• **THE EXERCISE**
Copy every line that mentions the word "notably".

• **STORED ROWS**
⁂

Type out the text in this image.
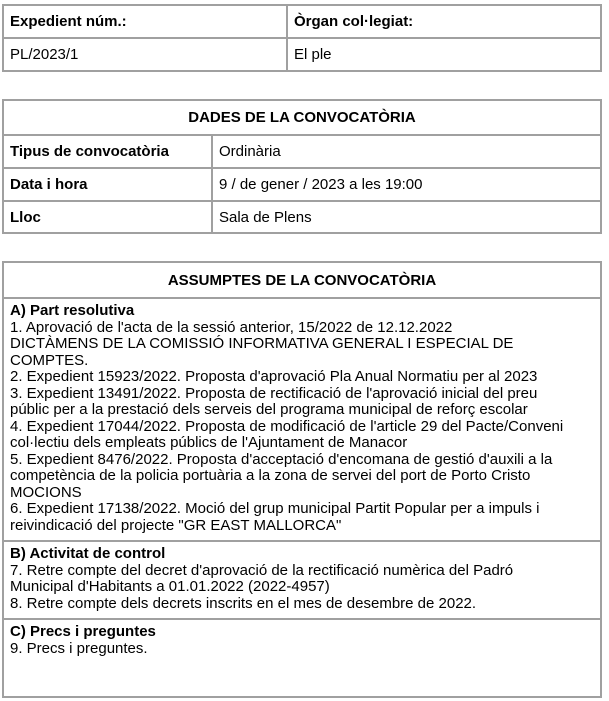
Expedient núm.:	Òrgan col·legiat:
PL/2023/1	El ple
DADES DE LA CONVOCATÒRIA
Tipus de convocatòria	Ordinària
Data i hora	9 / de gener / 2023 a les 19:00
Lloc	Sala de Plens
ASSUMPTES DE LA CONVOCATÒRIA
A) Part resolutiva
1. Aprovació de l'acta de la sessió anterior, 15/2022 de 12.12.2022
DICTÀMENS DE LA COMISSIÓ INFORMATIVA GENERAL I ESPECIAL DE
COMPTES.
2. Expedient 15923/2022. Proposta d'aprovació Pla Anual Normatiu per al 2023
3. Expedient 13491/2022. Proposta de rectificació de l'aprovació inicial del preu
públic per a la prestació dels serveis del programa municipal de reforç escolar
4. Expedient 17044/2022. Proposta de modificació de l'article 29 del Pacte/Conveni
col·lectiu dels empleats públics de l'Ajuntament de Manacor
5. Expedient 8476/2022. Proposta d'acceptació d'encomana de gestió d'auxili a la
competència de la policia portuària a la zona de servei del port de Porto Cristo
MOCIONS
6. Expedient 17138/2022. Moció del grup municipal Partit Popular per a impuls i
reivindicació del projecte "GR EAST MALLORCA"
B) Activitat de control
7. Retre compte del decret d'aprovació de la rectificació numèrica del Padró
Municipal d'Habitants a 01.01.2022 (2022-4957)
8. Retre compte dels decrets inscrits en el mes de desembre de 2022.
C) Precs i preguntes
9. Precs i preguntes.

⁂

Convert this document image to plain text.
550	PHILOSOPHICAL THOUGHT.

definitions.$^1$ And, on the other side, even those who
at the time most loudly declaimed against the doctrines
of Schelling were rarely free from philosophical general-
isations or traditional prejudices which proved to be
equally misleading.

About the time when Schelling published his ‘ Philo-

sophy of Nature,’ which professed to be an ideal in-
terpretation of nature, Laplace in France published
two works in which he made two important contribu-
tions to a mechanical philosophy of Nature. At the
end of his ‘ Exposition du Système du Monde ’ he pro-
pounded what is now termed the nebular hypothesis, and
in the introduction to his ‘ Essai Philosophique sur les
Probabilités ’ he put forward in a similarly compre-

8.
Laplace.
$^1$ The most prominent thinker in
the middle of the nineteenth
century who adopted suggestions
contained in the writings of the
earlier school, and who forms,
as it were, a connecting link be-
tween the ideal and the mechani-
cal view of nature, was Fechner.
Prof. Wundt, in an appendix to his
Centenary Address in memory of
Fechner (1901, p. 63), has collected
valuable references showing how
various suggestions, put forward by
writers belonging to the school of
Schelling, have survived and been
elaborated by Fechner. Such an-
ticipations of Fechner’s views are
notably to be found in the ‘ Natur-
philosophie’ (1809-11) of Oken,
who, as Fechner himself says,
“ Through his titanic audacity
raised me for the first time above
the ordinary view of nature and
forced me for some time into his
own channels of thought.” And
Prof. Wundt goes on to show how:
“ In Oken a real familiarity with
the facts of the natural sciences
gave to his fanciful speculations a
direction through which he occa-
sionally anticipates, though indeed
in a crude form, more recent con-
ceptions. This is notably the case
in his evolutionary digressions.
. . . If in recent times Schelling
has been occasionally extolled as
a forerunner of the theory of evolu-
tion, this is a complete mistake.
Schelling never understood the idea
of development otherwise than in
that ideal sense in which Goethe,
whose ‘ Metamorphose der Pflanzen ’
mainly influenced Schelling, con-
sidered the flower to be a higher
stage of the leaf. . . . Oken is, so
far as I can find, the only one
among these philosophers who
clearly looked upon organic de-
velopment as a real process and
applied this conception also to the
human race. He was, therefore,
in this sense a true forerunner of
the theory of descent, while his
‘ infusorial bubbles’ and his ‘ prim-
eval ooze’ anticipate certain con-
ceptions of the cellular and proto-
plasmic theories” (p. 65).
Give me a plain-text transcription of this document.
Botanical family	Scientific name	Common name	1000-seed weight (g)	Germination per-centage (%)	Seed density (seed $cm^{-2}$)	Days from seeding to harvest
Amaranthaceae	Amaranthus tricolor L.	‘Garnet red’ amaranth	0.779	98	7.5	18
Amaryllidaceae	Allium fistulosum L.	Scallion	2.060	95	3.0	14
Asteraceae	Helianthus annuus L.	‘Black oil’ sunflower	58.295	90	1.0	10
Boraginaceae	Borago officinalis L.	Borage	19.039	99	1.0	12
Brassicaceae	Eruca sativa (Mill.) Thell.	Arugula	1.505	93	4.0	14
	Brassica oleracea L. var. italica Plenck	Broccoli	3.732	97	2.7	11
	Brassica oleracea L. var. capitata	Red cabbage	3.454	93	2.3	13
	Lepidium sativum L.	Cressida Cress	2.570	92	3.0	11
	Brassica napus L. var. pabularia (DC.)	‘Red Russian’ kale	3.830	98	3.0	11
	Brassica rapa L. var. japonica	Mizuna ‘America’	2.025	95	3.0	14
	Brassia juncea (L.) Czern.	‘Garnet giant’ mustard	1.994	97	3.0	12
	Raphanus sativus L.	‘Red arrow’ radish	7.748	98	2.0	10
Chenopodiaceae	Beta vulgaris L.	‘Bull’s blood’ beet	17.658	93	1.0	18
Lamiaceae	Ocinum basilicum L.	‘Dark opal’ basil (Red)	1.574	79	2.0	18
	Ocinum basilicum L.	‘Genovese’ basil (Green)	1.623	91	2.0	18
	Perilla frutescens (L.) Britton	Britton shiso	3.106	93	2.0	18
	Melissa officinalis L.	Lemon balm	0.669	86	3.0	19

⁂

• **OUTPUT OF THE EXERCISE**
notably to be found in the ‘ Natur-
ceptions. This is notably the case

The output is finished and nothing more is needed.